Selected excerpt:

If you agree with (3), but not (3') or (3''), then as I noted above I think we are all saying the same thing, but disagreeing sharply about how best to say it. My guess is that pet peeves, rather than substantive disagreement, are actually driving this discussion.

Posted by: Bruce | Sep 11, 2005 11:10:23 PM

In response to md, it seems to me the JSD should be the equivalent of getting a PhD. but I dont think it is viewed that way. Probably this is because it is not required to get a teaching job and so I suppose it is a bit like the days gone by in England - you only went to get a PhD if your first degree was not strong enough to land you a teaching post. Nonetheless, if the time spent leads to more published work and strong support from faculty, like those at Columbia, I would think you would do well in the market.

Posted by: Steve Diamond | Sep 11, 2005 11:11:54 PM

I've been practicing for ... hmmm, 30 years. Written a few articles and books along the way. And I find it incredible that people who, for example, have never run the smallest private business consider themselves competent to write on law and economics, or who have never lobbied a bill thru Congress consider themselves competent to discuss statutory interpretation, merely because they have a certain quantum of coursework under the guidance of people who, likewise, have never run a business nor lobbied a bill.

Actually, I don't. I think everyone can add to discourse on a given subject, whether they have the course load, experience, or not. Ideas are good or bad, and I can judge for myself. I do sometimes find it appalling that degrees and whatnot are treated as entry requirements for discourse, and that legal academia is treated as a distinct field (with the result that, in a certain law school which I will not name, the prof. teaching trial practice was on the receiving end of the only civil mistrial for incompetence of counsel of which I have ever heard).

Posted by: Dave Hardy | Sep 11, 2005 11:15:30 PM

There are several terms in this debate that could stand greater clarification.

First, what does Brian mean by doing “cutting-edge” scholarship? If one takes a strong view of what “cutting-edge” means, then few folks in any discipline, whether in possession of a PhD or not, will make such a contribution. One could also take a more narrow view – to say something helpful to others in the field.

Second, Brian notes that “there are JDs who draw usefully on economic and philosophical insights in their scholarship; the claim concerns what is needed to actually advance the interdisciplinary sub-specialties.” It is unclear what “advancing” a field means.

Third, it is unclear what Brian means by “interdisciplinary.” In addition to myself, several others have taken up the issue. I’ve understood being interdisciplinary broadly – virtually all legal scholarship is interdisciplinary to some degree, as it is impossible to talk about law without bringing in sociology, economics, philosophy, history, and other fields. If one defines “interdisciplinary” narrowly to encompass scholarship that will be read and discussed by scholars in the other field, then PhDs will in most cases be more likely to be able to produce such scholarship given that they have the training and language to speak with others in those fields. So a law prof with a PhD in philosophy will in many instances be more capable of producing articles that scholars in philosophy will take seriously. Does this mean, however, that the work is good “interdisciplinary” scholarship? It depends upon whether it is a necessary condition for good interdisciplinary work to appeal to scholars in both fields. Under a broader understanding, “interdisciplinary” could refer to work that incorporates insights from other fields, and under this view, there seems to be no reason why one cannot write successful interdisciplinary work even if it only appeals to other law professors.

Provided data:
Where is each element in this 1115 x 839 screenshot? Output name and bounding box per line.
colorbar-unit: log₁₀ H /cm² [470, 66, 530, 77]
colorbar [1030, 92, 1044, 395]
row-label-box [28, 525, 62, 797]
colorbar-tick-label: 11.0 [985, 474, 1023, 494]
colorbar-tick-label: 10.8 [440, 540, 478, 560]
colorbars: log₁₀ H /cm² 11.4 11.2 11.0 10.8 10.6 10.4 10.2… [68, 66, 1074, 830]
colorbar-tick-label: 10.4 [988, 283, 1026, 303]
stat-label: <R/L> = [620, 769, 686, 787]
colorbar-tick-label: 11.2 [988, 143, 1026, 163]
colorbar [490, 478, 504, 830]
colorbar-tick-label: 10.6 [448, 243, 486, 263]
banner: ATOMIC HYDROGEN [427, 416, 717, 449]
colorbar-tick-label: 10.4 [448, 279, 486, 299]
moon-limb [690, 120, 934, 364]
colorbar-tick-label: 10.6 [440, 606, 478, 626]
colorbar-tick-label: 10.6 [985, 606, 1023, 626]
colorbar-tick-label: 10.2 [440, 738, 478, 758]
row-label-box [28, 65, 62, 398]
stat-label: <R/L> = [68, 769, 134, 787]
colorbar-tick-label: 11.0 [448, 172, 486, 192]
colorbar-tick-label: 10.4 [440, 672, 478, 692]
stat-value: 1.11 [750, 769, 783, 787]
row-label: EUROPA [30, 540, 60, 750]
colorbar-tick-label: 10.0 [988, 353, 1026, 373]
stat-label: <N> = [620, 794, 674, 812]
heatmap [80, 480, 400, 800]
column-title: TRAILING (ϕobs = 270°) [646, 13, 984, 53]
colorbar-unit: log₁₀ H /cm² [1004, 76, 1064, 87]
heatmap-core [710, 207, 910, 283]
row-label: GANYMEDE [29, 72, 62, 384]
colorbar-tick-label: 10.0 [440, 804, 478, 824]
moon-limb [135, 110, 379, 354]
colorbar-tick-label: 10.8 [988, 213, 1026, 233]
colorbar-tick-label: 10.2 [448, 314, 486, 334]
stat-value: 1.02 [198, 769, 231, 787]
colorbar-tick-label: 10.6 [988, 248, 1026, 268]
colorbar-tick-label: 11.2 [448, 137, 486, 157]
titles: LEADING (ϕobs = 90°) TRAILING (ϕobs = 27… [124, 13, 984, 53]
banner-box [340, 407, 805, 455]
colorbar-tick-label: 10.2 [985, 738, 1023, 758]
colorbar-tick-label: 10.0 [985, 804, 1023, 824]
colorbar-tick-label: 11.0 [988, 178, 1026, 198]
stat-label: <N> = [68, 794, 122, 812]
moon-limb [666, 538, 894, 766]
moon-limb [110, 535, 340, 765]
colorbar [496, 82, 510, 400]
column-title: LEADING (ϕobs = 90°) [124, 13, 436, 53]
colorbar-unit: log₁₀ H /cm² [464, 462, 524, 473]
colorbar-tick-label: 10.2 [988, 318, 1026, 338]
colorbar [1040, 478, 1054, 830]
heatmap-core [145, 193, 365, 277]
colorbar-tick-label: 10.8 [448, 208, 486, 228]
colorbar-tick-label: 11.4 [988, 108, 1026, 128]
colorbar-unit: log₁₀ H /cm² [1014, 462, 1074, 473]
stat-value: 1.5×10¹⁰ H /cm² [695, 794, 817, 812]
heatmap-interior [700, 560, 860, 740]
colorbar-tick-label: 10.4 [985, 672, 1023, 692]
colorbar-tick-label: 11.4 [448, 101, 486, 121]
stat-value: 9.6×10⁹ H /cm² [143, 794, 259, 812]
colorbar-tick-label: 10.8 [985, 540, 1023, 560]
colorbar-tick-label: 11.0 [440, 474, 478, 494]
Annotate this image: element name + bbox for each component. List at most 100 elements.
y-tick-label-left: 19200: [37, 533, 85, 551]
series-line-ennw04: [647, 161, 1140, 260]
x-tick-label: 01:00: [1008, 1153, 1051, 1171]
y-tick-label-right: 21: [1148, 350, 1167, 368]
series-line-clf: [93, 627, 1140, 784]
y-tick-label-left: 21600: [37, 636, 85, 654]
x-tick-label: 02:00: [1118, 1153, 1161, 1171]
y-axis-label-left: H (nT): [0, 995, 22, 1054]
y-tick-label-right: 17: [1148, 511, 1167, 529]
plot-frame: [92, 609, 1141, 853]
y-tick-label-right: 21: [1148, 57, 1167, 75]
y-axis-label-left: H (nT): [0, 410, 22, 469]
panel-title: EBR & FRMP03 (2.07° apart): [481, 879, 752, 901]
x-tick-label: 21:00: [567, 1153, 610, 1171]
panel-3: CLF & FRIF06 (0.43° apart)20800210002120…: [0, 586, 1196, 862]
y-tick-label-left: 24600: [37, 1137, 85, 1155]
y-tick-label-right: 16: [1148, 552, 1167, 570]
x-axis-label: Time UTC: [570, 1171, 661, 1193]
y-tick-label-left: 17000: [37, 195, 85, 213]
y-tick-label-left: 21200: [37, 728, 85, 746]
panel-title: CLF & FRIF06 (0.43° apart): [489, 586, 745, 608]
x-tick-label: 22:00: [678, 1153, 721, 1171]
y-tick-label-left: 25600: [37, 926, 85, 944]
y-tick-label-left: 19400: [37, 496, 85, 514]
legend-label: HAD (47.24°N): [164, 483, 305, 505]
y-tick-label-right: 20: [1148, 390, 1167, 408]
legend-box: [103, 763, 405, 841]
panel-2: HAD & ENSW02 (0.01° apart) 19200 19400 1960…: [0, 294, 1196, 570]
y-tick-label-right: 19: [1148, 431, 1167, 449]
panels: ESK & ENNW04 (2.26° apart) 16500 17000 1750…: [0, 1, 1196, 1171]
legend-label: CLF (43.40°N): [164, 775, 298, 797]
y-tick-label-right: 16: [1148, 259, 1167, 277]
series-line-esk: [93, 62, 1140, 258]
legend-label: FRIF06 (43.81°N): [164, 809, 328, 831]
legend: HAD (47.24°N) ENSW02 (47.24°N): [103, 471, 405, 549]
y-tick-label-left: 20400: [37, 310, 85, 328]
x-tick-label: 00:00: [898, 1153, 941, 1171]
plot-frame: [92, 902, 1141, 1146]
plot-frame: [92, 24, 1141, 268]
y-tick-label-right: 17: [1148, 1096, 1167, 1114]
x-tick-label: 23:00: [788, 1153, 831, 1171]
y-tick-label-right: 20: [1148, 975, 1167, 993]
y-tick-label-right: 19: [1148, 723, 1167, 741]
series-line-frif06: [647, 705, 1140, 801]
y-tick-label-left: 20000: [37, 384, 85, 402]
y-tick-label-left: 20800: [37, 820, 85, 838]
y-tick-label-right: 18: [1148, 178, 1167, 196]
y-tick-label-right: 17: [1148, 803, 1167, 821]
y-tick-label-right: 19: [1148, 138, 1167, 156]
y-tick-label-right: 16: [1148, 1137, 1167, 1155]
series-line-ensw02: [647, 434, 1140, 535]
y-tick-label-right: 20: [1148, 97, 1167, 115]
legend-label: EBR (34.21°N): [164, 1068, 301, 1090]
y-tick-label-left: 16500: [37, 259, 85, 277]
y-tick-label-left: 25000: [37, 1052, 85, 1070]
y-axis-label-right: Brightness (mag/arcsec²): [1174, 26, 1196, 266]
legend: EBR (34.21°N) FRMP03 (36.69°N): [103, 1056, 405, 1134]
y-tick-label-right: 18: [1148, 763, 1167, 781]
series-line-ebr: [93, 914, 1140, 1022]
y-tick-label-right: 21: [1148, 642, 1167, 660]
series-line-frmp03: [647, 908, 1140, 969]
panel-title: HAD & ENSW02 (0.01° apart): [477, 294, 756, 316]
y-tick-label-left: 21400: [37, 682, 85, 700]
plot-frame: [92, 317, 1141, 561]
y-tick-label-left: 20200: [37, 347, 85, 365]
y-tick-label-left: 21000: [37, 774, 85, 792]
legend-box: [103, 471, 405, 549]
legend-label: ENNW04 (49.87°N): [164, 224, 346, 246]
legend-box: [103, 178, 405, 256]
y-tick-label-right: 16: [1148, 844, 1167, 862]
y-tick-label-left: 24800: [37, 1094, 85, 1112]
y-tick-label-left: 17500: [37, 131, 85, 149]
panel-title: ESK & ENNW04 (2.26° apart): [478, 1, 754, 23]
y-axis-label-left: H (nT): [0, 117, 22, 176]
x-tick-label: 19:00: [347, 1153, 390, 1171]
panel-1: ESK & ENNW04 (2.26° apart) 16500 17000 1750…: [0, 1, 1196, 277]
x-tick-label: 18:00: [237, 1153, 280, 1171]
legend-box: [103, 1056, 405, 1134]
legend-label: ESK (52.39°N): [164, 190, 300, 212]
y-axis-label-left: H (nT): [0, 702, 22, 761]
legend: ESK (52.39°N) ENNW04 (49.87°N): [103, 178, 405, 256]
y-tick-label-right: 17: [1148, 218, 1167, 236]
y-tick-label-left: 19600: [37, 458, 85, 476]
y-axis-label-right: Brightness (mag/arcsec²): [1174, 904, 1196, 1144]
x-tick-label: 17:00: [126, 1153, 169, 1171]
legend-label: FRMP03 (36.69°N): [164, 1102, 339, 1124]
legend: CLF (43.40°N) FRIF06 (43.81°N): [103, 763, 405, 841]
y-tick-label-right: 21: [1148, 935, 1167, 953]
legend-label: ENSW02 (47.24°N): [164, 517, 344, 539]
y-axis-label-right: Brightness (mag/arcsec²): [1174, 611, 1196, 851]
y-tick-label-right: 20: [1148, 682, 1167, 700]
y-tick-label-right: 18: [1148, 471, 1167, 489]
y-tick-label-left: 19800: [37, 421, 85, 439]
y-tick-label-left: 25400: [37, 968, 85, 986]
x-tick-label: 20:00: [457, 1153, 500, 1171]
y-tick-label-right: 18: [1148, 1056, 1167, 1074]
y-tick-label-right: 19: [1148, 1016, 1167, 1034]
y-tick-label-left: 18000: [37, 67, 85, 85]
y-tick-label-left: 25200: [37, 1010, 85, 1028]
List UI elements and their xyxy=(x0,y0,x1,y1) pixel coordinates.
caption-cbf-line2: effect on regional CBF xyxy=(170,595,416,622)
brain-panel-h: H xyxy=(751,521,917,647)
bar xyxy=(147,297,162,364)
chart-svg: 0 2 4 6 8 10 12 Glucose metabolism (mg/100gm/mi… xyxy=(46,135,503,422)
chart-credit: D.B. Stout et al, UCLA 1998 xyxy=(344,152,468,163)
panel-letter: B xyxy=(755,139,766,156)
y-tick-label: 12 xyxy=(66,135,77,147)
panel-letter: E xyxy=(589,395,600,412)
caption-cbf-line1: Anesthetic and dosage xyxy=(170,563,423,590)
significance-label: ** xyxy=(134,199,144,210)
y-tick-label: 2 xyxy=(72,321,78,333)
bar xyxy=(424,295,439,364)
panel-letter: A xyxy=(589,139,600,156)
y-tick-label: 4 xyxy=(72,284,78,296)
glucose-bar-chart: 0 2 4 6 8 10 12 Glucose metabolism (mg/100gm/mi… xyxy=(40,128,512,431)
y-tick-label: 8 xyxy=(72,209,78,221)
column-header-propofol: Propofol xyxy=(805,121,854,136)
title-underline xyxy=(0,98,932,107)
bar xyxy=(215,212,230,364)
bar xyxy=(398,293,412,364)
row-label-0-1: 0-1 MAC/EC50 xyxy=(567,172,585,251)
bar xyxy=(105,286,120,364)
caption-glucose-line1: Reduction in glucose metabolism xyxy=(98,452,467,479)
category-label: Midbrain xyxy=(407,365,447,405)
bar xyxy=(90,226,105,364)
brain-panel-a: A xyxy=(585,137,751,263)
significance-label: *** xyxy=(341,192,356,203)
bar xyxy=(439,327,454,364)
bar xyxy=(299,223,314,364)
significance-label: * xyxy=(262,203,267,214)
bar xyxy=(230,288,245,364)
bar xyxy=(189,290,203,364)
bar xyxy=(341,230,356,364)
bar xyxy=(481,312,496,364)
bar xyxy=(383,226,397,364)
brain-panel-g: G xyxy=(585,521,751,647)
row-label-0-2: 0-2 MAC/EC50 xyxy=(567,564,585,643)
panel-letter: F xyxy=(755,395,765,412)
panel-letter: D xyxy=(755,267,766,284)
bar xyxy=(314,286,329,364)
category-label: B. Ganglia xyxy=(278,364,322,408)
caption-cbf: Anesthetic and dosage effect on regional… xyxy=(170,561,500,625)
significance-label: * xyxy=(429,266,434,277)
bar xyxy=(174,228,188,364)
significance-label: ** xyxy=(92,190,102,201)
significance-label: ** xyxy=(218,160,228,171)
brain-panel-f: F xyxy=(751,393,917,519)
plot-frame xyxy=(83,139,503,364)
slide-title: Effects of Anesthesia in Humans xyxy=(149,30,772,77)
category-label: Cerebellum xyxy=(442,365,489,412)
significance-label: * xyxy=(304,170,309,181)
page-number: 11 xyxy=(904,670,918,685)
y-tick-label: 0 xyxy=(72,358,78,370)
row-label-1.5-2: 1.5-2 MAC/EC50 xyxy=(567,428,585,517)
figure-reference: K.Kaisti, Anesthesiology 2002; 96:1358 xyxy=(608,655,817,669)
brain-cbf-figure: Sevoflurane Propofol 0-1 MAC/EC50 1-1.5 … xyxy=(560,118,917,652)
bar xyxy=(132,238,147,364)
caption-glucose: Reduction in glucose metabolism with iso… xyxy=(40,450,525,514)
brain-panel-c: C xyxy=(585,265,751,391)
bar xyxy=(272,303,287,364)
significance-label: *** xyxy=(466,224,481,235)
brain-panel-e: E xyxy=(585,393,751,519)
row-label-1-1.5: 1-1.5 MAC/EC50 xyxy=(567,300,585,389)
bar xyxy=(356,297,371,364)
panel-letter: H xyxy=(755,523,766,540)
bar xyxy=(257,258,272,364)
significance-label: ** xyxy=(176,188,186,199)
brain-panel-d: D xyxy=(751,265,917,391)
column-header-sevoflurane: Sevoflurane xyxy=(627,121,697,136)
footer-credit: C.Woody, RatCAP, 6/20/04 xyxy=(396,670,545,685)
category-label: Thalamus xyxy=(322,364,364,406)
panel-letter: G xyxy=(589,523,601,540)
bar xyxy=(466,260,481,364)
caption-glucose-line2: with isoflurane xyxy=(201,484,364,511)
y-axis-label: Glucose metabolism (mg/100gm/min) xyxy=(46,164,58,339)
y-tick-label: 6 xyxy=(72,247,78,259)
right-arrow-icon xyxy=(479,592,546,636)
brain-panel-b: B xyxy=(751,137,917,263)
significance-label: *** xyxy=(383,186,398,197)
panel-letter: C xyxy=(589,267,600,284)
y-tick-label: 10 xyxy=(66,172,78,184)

Written task 1:
Answer these questions from the blog comments on law degrees and interdisciplinary scholarship:
(a) How many years of practice does the comment signed Dave Hardy claim?
(b) In the comment signed Steve Diamond, the JSD should be the equivalent of getting what degree?
(c) In the last comment, which four fields are named as ones it is impossible to talk about law without bringing in?
Written task 2: Output everything in the blog comments on law degrees and interdisciplinary scholarship from "Actually, I don't." down to "have ever heard).".
Written task 3: Carry on the blog comments on law degrees and interdisciplinary scholarship from the point where they stop.
The lines above aren't needed here.

Task answer 1:
(a) 30 years
(b) A PhD
(c) Sociology, economics, philosophy, and history

Task answer 2:
Actually, I don't. I think everyone can add to discourse on a given subject, whether they have the course load, experience, or not. Ideas are good or bad, and I can judge for myself. I do sometimes find it appalling that degrees and whatnot are treated as entry requirements for discourse, and that legal academia is treated as a distinct field (with the result that, in a certain law school which I will not name, the prof. teaching trial practice was on the receiving end of the only civil mistrial for incompetence of counsel of which I have ever heard).

Task answer 3:
Fourth, Brian hasn’t indicated what the implications of his view are for law school hiring and scholarship. Granted, I haven’t asked him. If Brian is right, what can a JD competently write about? Just doctrinal legal scholarship? The answer depends, I suppose, on what is meant by being “interdisciplinary.” To the extent “interdisciplinary” scholarship means appealing to folks in other fields, then should this be the appropriate metric to gauge legal scholarship? One can produce a good philosophy paper but it might not be understandable or even very helpful for legal scholars, for legal practice, or for both. As a result, it may not be good legal scholarship. Is it good interdisciplinary scholarship then? Perhaps PhDs might fail more on the legal end, and hence might fail to produce good interdisciplinary scholarship. One might argue that it is important for law profs with PhDs to make contributions to legal scholarship, not just their other fields, because then perhaps these scholars are better off being in departments in their own fields rather than law.

Posted by: Daniel Solove | Sep 11, 2005 11:34:36 PM

Leiter's basic argument has been around for some time. Martn Flaherty wrote about "History Lite" a decade ago. There is certainly a good deal of sloppy interdisciplinary work that is published in legal scholarship.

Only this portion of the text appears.